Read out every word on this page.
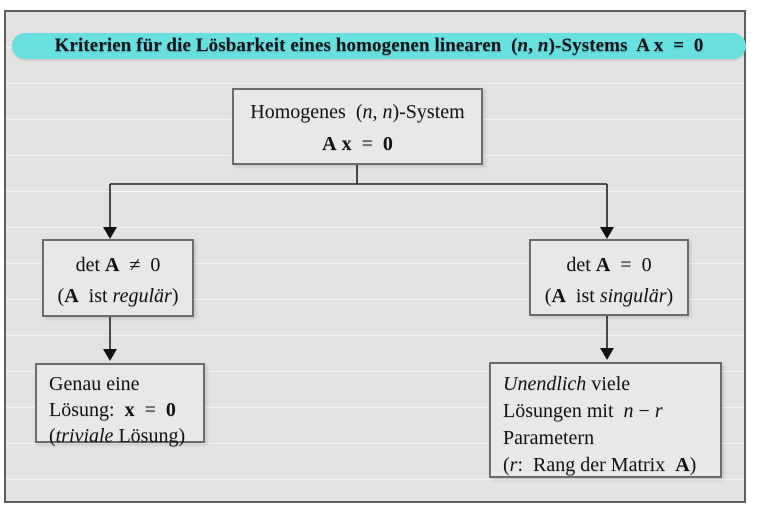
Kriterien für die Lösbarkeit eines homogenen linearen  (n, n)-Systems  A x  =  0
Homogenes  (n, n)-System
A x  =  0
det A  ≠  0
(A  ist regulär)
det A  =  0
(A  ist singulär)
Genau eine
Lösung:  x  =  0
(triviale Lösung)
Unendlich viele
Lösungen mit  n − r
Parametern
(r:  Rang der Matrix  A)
· · · ·
ABOUT THIS EXERCISE: Only an exact, picture-free copy of the entries counts as the answer.

ANSWER TO THE EXERCISE:
Read out every word on this page.
Kriterien für die Lösbarkeit eines homogenen linearen  (n, n)-Systems  A x  =  0
Homogenes  (n, n)-System
A x  =  0
det A  ≠  0
(A  ist regulär)
det A  =  0
(A  ist singulär)
Genau eine
Lösung:  x  =  0
(triviale Lösung)
Unendlich viele
Lösungen mit  n − r
Parametern
(r:  Rang der Matrix  A)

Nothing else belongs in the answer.